Stored items from a collection:
# # # # # # #
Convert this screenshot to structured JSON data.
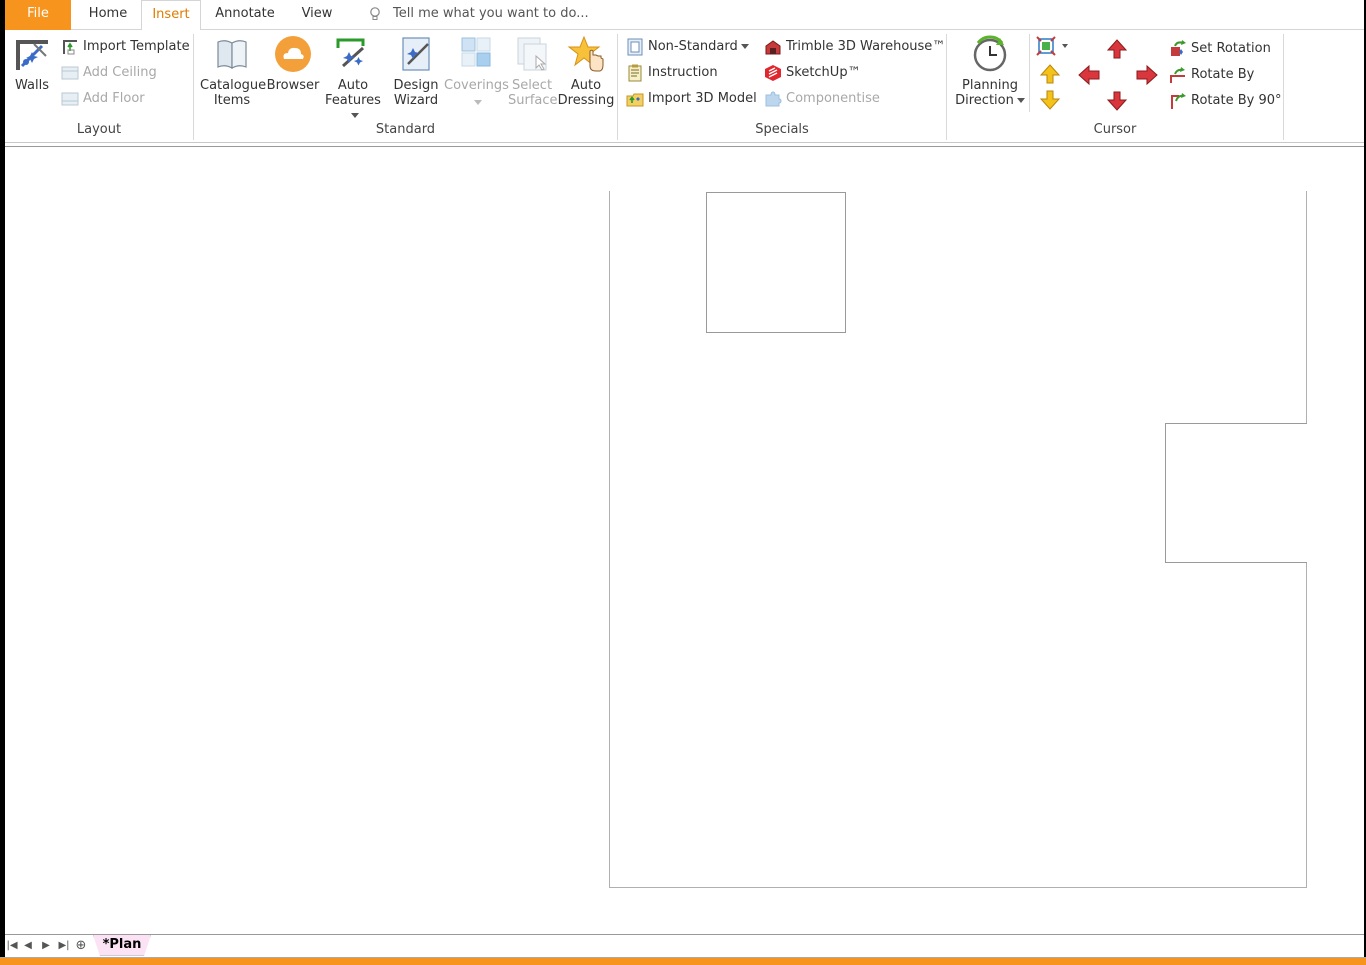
{
  "tabs": {
    "file": "File",
    "home": "Home",
    "insert": "Insert",
    "annotate": "Annotate",
    "view": "View",
    "tellme_placeholder": "Tell me what you want to do..."
  },
  "layout_group": {
    "label": "Layout",
    "walls": "Walls",
    "import_template": "Import Template",
    "add_ceiling": "Add Ceiling",
    "add_floor": "Add Floor"
  },
  "standard_group": {
    "label": "Standard",
    "catalogue_items_1": "Catalogue",
    "catalogue_items_2": "Items",
    "browser": "Browser",
    "auto_features_1": "Auto",
    "auto_features_2": "Features",
    "design_wizard_1": "Design",
    "design_wizard_2": "Wizard",
    "coverings": "Coverings",
    "select_surface_1": "Select",
    "select_surface_2": "Surface",
    "auto_dressing_1": "Auto",
    "auto_dressing_2": "Dressing"
  },
  "specials_group": {
    "label": "Specials",
    "non_standard": "Non-Standard",
    "instruction": "Instruction",
    "import_3d_model": "Import 3D Model",
    "trimble_warehouse": "Trimble 3D Warehouse™",
    "sketchup": "SketchUp™",
    "componentise": "Componentise"
  },
  "cursor_group": {
    "label": "Cursor",
    "planning_direction_1": "Planning",
    "planning_direction_2": "Direction",
    "set_rotation": "Set Rotation",
    "rotate_by": "Rotate By",
    "rotate_by_90": "Rotate By 90°"
  },
  "sheet": {
    "tab_label": "*Plan"
  },
  "colors": {
    "file_tab": "#f7941d",
    "active_tab_text": "#e07b00",
    "sheet_tab": "#fbe3f5"
  }
}
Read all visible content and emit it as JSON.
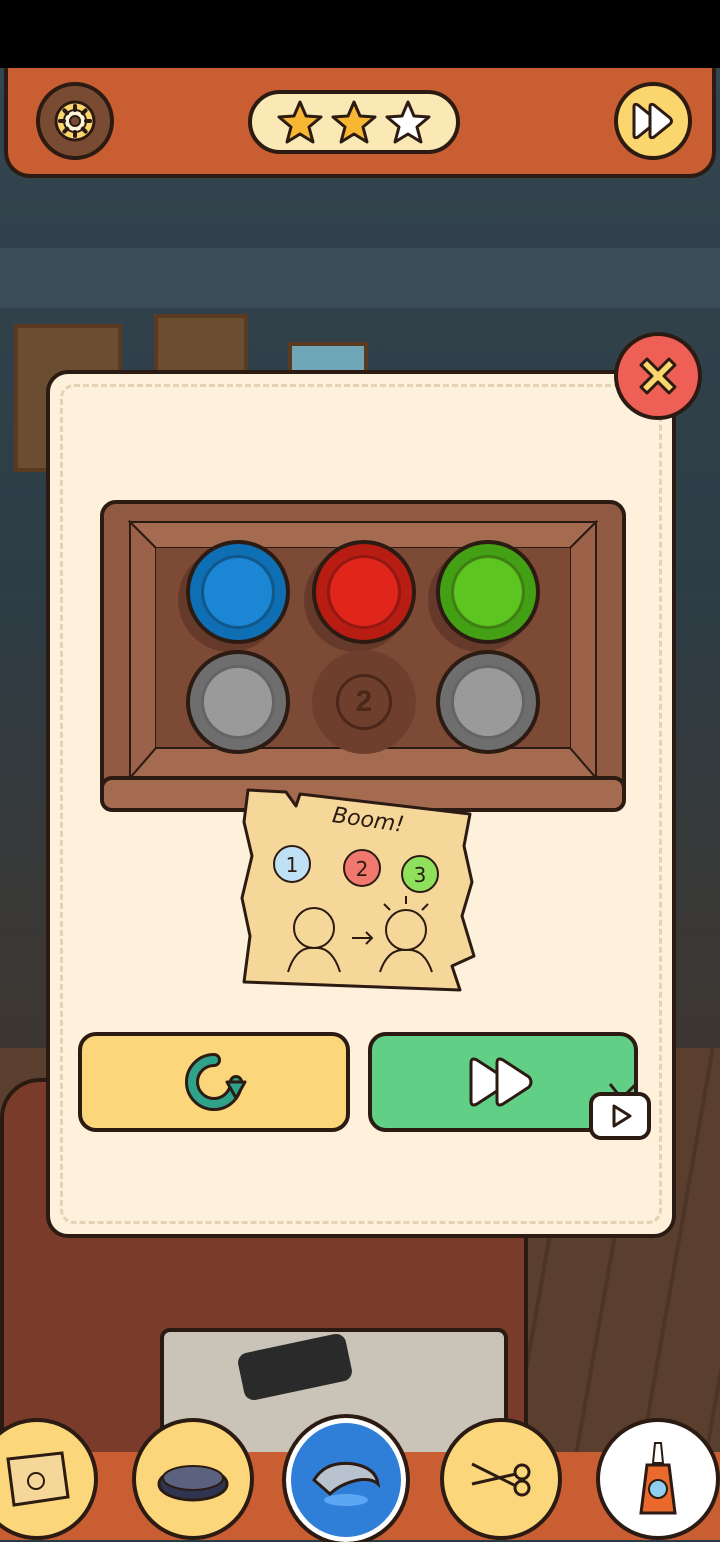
{
  "game": {
    "stars_earned": 2,
    "stars_total": 3
  },
  "top_bar": {
    "settings_icon": "gear-icon",
    "skip_icon": "fast-forward-icon"
  },
  "puzzle": {
    "slot_rows": [
      [
        {
          "state": "pressed-color",
          "color": "#1a86d4"
        },
        {
          "state": "pressed-color",
          "color": "#e0251b"
        },
        {
          "state": "pressed-color",
          "color": "#5ec41f"
        }
      ],
      [
        {
          "state": "unpressed",
          "color": "#9a9a9a"
        },
        {
          "state": "empty",
          "label": "2"
        },
        {
          "state": "unpressed",
          "color": "#9a9a9a"
        }
      ]
    ],
    "empty_slot_label": "2"
  },
  "hint_note": {
    "text": "Boom!",
    "circle_labels": [
      "1",
      "2",
      "3"
    ],
    "circle_colors": [
      "#3a9bd8",
      "#e0352b",
      "#5ec41f"
    ]
  },
  "dialog": {
    "close_icon": "close-icon",
    "retry_icon": "refresh-icon",
    "skip_icon": "fast-forward-icon",
    "ad_icon": "tv-play-icon"
  },
  "inventory": [
    {
      "name": "note-item"
    },
    {
      "name": "robot-vacuum-item"
    },
    {
      "name": "shrimp-item",
      "selected": true
    },
    {
      "name": "scissors-item"
    },
    {
      "name": "glue-bottle-item"
    }
  ],
  "colors": {
    "accent": "#c95e33",
    "outline": "#2c1b12",
    "dialog_bg": "#fdf1dc",
    "retry": "#fbd67a",
    "skip": "#62cf86"
  }
}
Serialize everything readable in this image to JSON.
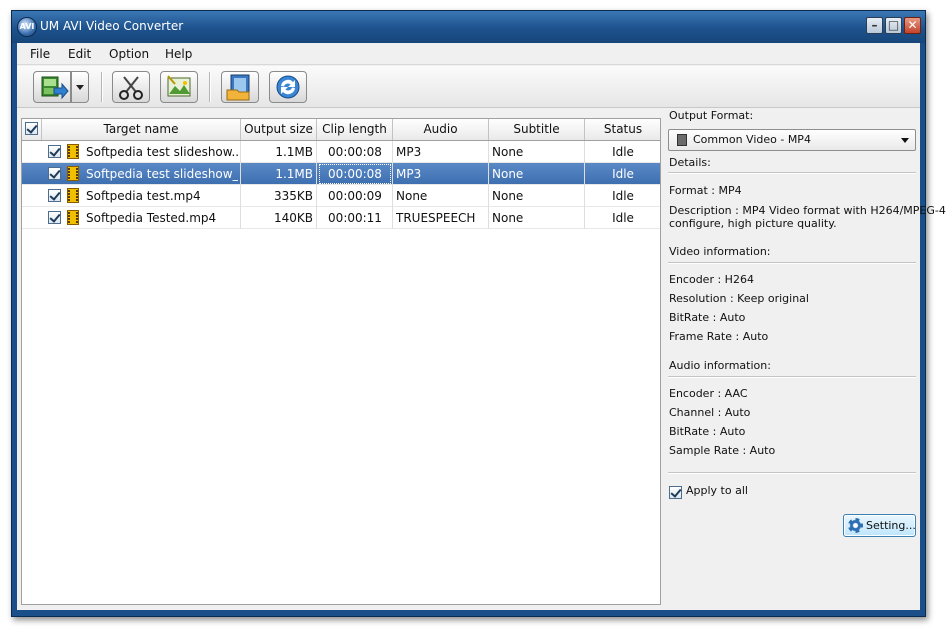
# # # # # # #
- WORK TO BE COMPLETED
Look through the entries above; copy each line where the string "name" appears.

- RESPONSE TO THE TASK
      "name": "note-item"
      "name": "robot-vacuum-item"
      "name": "shrimp-item",
      "name": "scissors-item"
      "name": "glue-bottle-item"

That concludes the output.